• [Data extract]
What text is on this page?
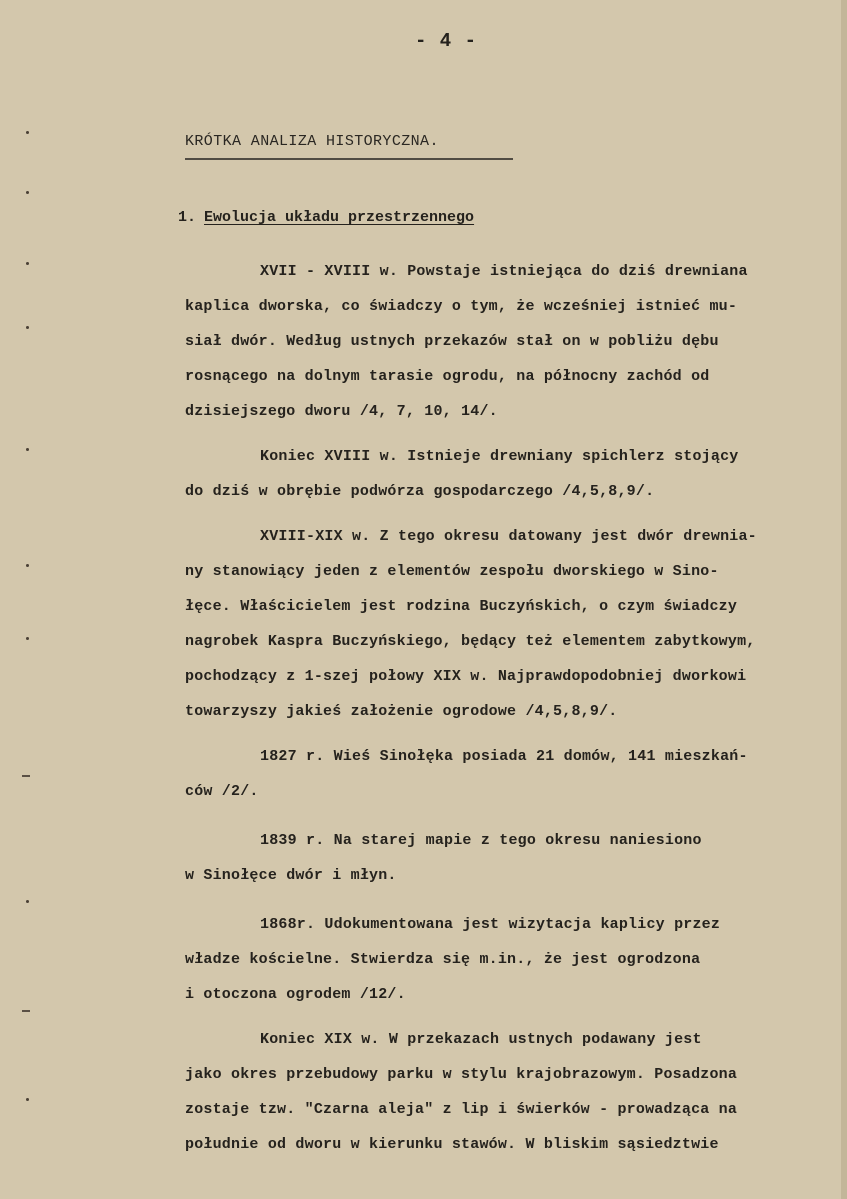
- 4 -
KRÓTKA ANALIZA HISTORYCZNA.
1. Ewolucja układu przestrzennego
XVII - XVIII w. Powstaje istniejąca do dziś drewniana
kaplica dworska, co świadczy o tym, że wcześniej istnieć mu-
siał dwór. Według ustnych przekazów stał on w pobliżu dębu
rosnącego na dolnym tarasie ogrodu, na północny zachód od
dzisiejszego dworu /4, 7, 10, 14/.
Koniec XVIII w. Istnieje drewniany spichlerz stojący
do dziś w obrębie podwórza gospodarczego /4,5,8,9/.
XVIII-XIX w. Z tego okresu datowany jest dwór drewnia-
ny stanowiący jeden z elementów zespołu dworskiego w Sino-
łęce. Właścicielem jest rodzina Buczyńskich, o czym świadczy
nagrobek Kaspra Buczyńskiego, będący też elementem zabytkowym,
pochodzący z 1-szej połowy XIX w. Najprawdopodobniej dworkowi
towarzyszy jakieś założenie ogrodowe /4,5,8,9/.
1827 r. Wieś Sinołęka posiada 21 domów, 141 mieszkań-
ców /2/.
1839 r. Na starej mapie z tego okresu naniesiono
w Sinołęce dwór i młyn.
1868r. Udokumentowana jest wizytacja kaplicy przez
władze kościelne. Stwierdza się m.in., że jest ogrodzona
i otoczona ogrodem /12/.
Koniec XIX w. W przekazach ustnych podawany jest
jako okres przebudowy parku w stylu krajobrazowym. Posadzona
zostaje tzw. "Czarna aleja" z lip i świerków - prowadząca na
południe od dworu w kierunku stawów. W bliskim sąsiedztwie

• [The task] Reproduce each entry verbatim, excluding any embedded images.

• [Exercise answer]
What text is on this page?
- 4 -
KRÓTKA ANALIZA HISTORYCZNA.
1. Ewolucja układu przestrzennego
XVII - XVIII w. Powstaje istniejąca do dziś drewniana
kaplica dworska, co świadczy o tym, że wcześniej istnieć mu-
siał dwór. Według ustnych przekazów stał on w pobliżu dębu
rosnącego na dolnym tarasie ogrodu, na północny zachód od
dzisiejszego dworu /4, 7, 10, 14/.
Koniec XVIII w. Istnieje drewniany spichlerz stojący
do dziś w obrębie podwórza gospodarczego /4,5,8,9/.
XVIII-XIX w. Z tego okresu datowany jest dwór drewnia-
ny stanowiący jeden z elementów zespołu dworskiego w Sino-
łęce. Właścicielem jest rodzina Buczyńskich, o czym świadczy
nagrobek Kaspra Buczyńskiego, będący też elementem zabytkowym,
pochodzący z 1-szej połowy XIX w. Najprawdopodobniej dworkowi
towarzyszy jakieś założenie ogrodowe /4,5,8,9/.
1827 r. Wieś Sinołęka posiada 21 domów, 141 mieszkań-
ców /2/.
1839 r. Na starej mapie z tego okresu naniesiono
w Sinołęce dwór i młyn.
1868r. Udokumentowana jest wizytacja kaplicy przez
władze kościelne. Stwierdza się m.in., że jest ogrodzona
i otoczona ogrodem /12/.
Koniec XIX w. W przekazach ustnych podawany jest
jako okres przebudowy parku w stylu krajobrazowym. Posadzona
zostaje tzw. "Czarna aleja" z lip i świerków - prowadząca na
południe od dworu w kierunku stawów. W bliskim sąsiedztwie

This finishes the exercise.